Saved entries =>

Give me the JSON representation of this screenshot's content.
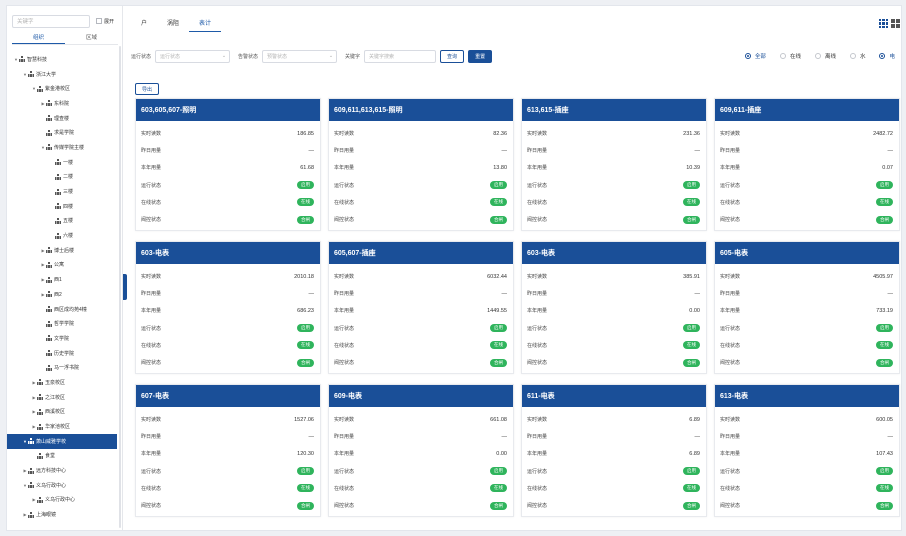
{
  "sidebar": {
    "search_placeholder": "关键字",
    "expand_label": "展开",
    "tabs": [
      "组织",
      "区域"
    ],
    "tree": [
      {
        "label": "智慧科技",
        "level": 0,
        "caret": "▼"
      },
      {
        "label": "浙江大学",
        "level": 1,
        "caret": "▼"
      },
      {
        "label": "紫金港校区",
        "level": 2,
        "caret": "▼"
      },
      {
        "label": "东科院",
        "level": 3,
        "caret": "▶"
      },
      {
        "label": "理查楼",
        "level": 3,
        "caret": ""
      },
      {
        "label": "求是学院",
        "level": 3,
        "caret": ""
      },
      {
        "label": "传媒学院主楼",
        "level": 3,
        "caret": "▼"
      },
      {
        "label": "一楼",
        "level": 4,
        "caret": ""
      },
      {
        "label": "二楼",
        "level": 4,
        "caret": ""
      },
      {
        "label": "三楼",
        "level": 4,
        "caret": ""
      },
      {
        "label": "四楼",
        "level": 4,
        "caret": ""
      },
      {
        "label": "五楼",
        "level": 4,
        "caret": ""
      },
      {
        "label": "六楼",
        "level": 4,
        "caret": ""
      },
      {
        "label": "博士后楼",
        "level": 3,
        "caret": "▶"
      },
      {
        "label": "公寓",
        "level": 3,
        "caret": "▶"
      },
      {
        "label": "西1",
        "level": 3,
        "caret": "▶"
      },
      {
        "label": "西2",
        "level": 3,
        "caret": "▶"
      },
      {
        "label": "西区成均苑4幢",
        "level": 3,
        "caret": ""
      },
      {
        "label": "哲学学院",
        "level": 3,
        "caret": ""
      },
      {
        "label": "文学院",
        "level": 3,
        "caret": ""
      },
      {
        "label": "历史学院",
        "level": 3,
        "caret": ""
      },
      {
        "label": "马一浮书院",
        "level": 3,
        "caret": ""
      },
      {
        "label": "玉泉校区",
        "level": 2,
        "caret": "▶"
      },
      {
        "label": "之江校区",
        "level": 2,
        "caret": "▶"
      },
      {
        "label": "西溪校区",
        "level": 2,
        "caret": "▶"
      },
      {
        "label": "华家池校区",
        "level": 2,
        "caret": "▶"
      },
      {
        "label": "萧山威雅学校",
        "level": 1,
        "caret": "▼",
        "selected": true
      },
      {
        "label": "食堂",
        "level": 2,
        "caret": ""
      },
      {
        "label": "远方科技中心",
        "level": 1,
        "caret": "▶"
      },
      {
        "label": "义乌行政中心",
        "level": 1,
        "caret": "▼"
      },
      {
        "label": "义乌行政中心",
        "level": 2,
        "caret": "▶"
      },
      {
        "label": "上海眼镜",
        "level": 1,
        "caret": "▶"
      }
    ]
  },
  "main": {
    "tabs": [
      "户",
      "涡阻",
      "表计"
    ],
    "active_tab": 2,
    "filters": {
      "run_label": "运行状态",
      "run_placeholder": "运行状态",
      "alarm_label": "告警状态",
      "alarm_placeholder": "预警状态",
      "keyword_label": "关键字",
      "keyword_placeholder": "关键字搜索",
      "query_btn": "查询",
      "reset_btn": "重置"
    },
    "radios": [
      {
        "label": "全部",
        "on": true
      },
      {
        "label": "在线",
        "on": false
      },
      {
        "label": "离线",
        "on": false
      },
      {
        "label": "水",
        "on": false
      },
      {
        "label": "电",
        "on": true
      }
    ],
    "export_btn": "导出",
    "row_labels": [
      "实时读数",
      "昨日用量",
      "本年用量",
      "运行状态",
      "在线状态",
      "阀控状态"
    ],
    "cards": [
      {
        "title": "603,605,607-照明",
        "reading": "186.85",
        "yesterday": "—",
        "year": "61.68",
        "run": "启用",
        "online": "在线",
        "valve": "合闸"
      },
      {
        "title": "609,611,613,615-照明",
        "reading": "82.36",
        "yesterday": "—",
        "year": "13.80",
        "run": "启用",
        "online": "在线",
        "valve": "合闸"
      },
      {
        "title": "613,615-插座",
        "reading": "231.36",
        "yesterday": "—",
        "year": "10.39",
        "run": "启用",
        "online": "在线",
        "valve": "合闸"
      },
      {
        "title": "609,611-插座",
        "reading": "2482.72",
        "yesterday": "—",
        "year": "0.07",
        "run": "启用",
        "online": "在线",
        "valve": "合闸"
      },
      {
        "title": "603-电表",
        "reading": "2010.18",
        "yesterday": "—",
        "year": "686.23",
        "run": "启用",
        "online": "在线",
        "valve": "合闸"
      },
      {
        "title": "605,607-插座",
        "reading": "6032.44",
        "yesterday": "—",
        "year": "1449.55",
        "run": "启用",
        "online": "在线",
        "valve": "合闸"
      },
      {
        "title": "603-电表",
        "reading": "385.91",
        "yesterday": "—",
        "year": "0.00",
        "run": "启用",
        "online": "在线",
        "valve": "合闸"
      },
      {
        "title": "605-电表",
        "reading": "4505.97",
        "yesterday": "—",
        "year": "733.19",
        "run": "启用",
        "online": "在线",
        "valve": "合闸"
      },
      {
        "title": "607-电表",
        "reading": "1527.06",
        "yesterday": "—",
        "year": "120.30",
        "run": "启用",
        "online": "在线",
        "valve": "合闸"
      },
      {
        "title": "609-电表",
        "reading": "661.08",
        "yesterday": "—",
        "year": "0.00",
        "run": "启用",
        "online": "在线",
        "valve": "合闸"
      },
      {
        "title": "611-电表",
        "reading": "6.89",
        "yesterday": "—",
        "year": "6.89",
        "run": "启用",
        "online": "在线",
        "valve": "合闸"
      },
      {
        "title": "613-电表",
        "reading": "600.05",
        "yesterday": "—",
        "year": "107.43",
        "run": "启用",
        "online": "在线",
        "valve": "合闸"
      }
    ]
  },
  "colors": {
    "brand": "#1a4f98",
    "badge": "#2fb45c"
  }
}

EXERCISE OBJECTIVE => Your task is to set down the records shown above exactly, minus any pictures.

EXERCISE OUTPUT =>
Give me the JSON representation of this screenshot's content.
{
  "sidebar": {
    "search_placeholder": "关键字",
    "expand_label": "展开",
    "tabs": [
      "组织",
      "区域"
    ],
    "tree": [
      {
        "label": "智慧科技",
        "level": 0,
        "caret": "▼"
      },
      {
        "label": "浙江大学",
        "level": 1,
        "caret": "▼"
      },
      {
        "label": "紫金港校区",
        "level": 2,
        "caret": "▼"
      },
      {
        "label": "东科院",
        "level": 3,
        "caret": "▶"
      },
      {
        "label": "理查楼",
        "level": 3,
        "caret": ""
      },
      {
        "label": "求是学院",
        "level": 3,
        "caret": ""
      },
      {
        "label": "传媒学院主楼",
        "level": 3,
        "caret": "▼"
      },
      {
        "label": "一楼",
        "level": 4,
        "caret": ""
      },
      {
        "label": "二楼",
        "level": 4,
        "caret": ""
      },
      {
        "label": "三楼",
        "level": 4,
        "caret": ""
      },
      {
        "label": "四楼",
        "level": 4,
        "caret": ""
      },
      {
        "label": "五楼",
        "level": 4,
        "caret": ""
      },
      {
        "label": "六楼",
        "level": 4,
        "caret": ""
      },
      {
        "label": "博士后楼",
        "level": 3,
        "caret": "▶"
      },
      {
        "label": "公寓",
        "level": 3,
        "caret": "▶"
      },
      {
        "label": "西1",
        "level": 3,
        "caret": "▶"
      },
      {
        "label": "西2",
        "level": 3,
        "caret": "▶"
      },
      {
        "label": "西区成均苑4幢",
        "level": 3,
        "caret": ""
      },
      {
        "label": "哲学学院",
        "level": 3,
        "caret": ""
      },
      {
        "label": "文学院",
        "level": 3,
        "caret": ""
      },
      {
        "label": "历史学院",
        "level": 3,
        "caret": ""
      },
      {
        "label": "马一浮书院",
        "level": 3,
        "caret": ""
      },
      {
        "label": "玉泉校区",
        "level": 2,
        "caret": "▶"
      },
      {
        "label": "之江校区",
        "level": 2,
        "caret": "▶"
      },
      {
        "label": "西溪校区",
        "level": 2,
        "caret": "▶"
      },
      {
        "label": "华家池校区",
        "level": 2,
        "caret": "▶"
      },
      {
        "label": "萧山威雅学校",
        "level": 1,
        "caret": "▼",
        "selected": true
      },
      {
        "label": "食堂",
        "level": 2,
        "caret": ""
      },
      {
        "label": "远方科技中心",
        "level": 1,
        "caret": "▶"
      },
      {
        "label": "义乌行政中心",
        "level": 1,
        "caret": "▼"
      },
      {
        "label": "义乌行政中心",
        "level": 2,
        "caret": "▶"
      },
      {
        "label": "上海眼镜",
        "level": 1,
        "caret": "▶"
      }
    ]
  },
  "main": {
    "tabs": [
      "户",
      "涡阻",
      "表计"
    ],
    "active_tab": 2,
    "filters": {
      "run_label": "运行状态",
      "run_placeholder": "运行状态",
      "alarm_label": "告警状态",
      "alarm_placeholder": "预警状态",
      "keyword_label": "关键字",
      "keyword_placeholder": "关键字搜索",
      "query_btn": "查询",
      "reset_btn": "重置"
    },
    "radios": [
      {
        "label": "全部",
        "on": true
      },
      {
        "label": "在线",
        "on": false
      },
      {
        "label": "离线",
        "on": false
      },
      {
        "label": "水",
        "on": false
      },
      {
        "label": "电",
        "on": true
      }
    ],
    "export_btn": "导出",
    "row_labels": [
      "实时读数",
      "昨日用量",
      "本年用量",
      "运行状态",
      "在线状态",
      "阀控状态"
    ],
    "cards": [
      {
        "title": "603,605,607-照明",
        "reading": "186.85",
        "yesterday": "—",
        "year": "61.68",
        "run": "启用",
        "online": "在线",
        "valve": "合闸"
      },
      {
        "title": "609,611,613,615-照明",
        "reading": "82.36",
        "yesterday": "—",
        "year": "13.80",
        "run": "启用",
        "online": "在线",
        "valve": "合闸"
      },
      {
        "title": "613,615-插座",
        "reading": "231.36",
        "yesterday": "—",
        "year": "10.39",
        "run": "启用",
        "online": "在线",
        "valve": "合闸"
      },
      {
        "title": "609,611-插座",
        "reading": "2482.72",
        "yesterday": "—",
        "year": "0.07",
        "run": "启用",
        "online": "在线",
        "valve": "合闸"
      },
      {
        "title": "603-电表",
        "reading": "2010.18",
        "yesterday": "—",
        "year": "686.23",
        "run": "启用",
        "online": "在线",
        "valve": "合闸"
      },
      {
        "title": "605,607-插座",
        "reading": "6032.44",
        "yesterday": "—",
        "year": "1449.55",
        "run": "启用",
        "online": "在线",
        "valve": "合闸"
      },
      {
        "title": "603-电表",
        "reading": "385.91",
        "yesterday": "—",
        "year": "0.00",
        "run": "启用",
        "online": "在线",
        "valve": "合闸"
      },
      {
        "title": "605-电表",
        "reading": "4505.97",
        "yesterday": "—",
        "year": "733.19",
        "run": "启用",
        "online": "在线",
        "valve": "合闸"
      },
      {
        "title": "607-电表",
        "reading": "1527.06",
        "yesterday": "—",
        "year": "120.30",
        "run": "启用",
        "online": "在线",
        "valve": "合闸"
      },
      {
        "title": "609-电表",
        "reading": "661.08",
        "yesterday": "—",
        "year": "0.00",
        "run": "启用",
        "online": "在线",
        "valve": "合闸"
      },
      {
        "title": "611-电表",
        "reading": "6.89",
        "yesterday": "—",
        "year": "6.89",
        "run": "启用",
        "online": "在线",
        "valve": "合闸"
      },
      {
        "title": "613-电表",
        "reading": "600.05",
        "yesterday": "—",
        "year": "107.43",
        "run": "启用",
        "online": "在线",
        "valve": "合闸"
      }
    ]
  },
  "colors": {
    "brand": "#1a4f98",
    "badge": "#2fb45c"
  }
}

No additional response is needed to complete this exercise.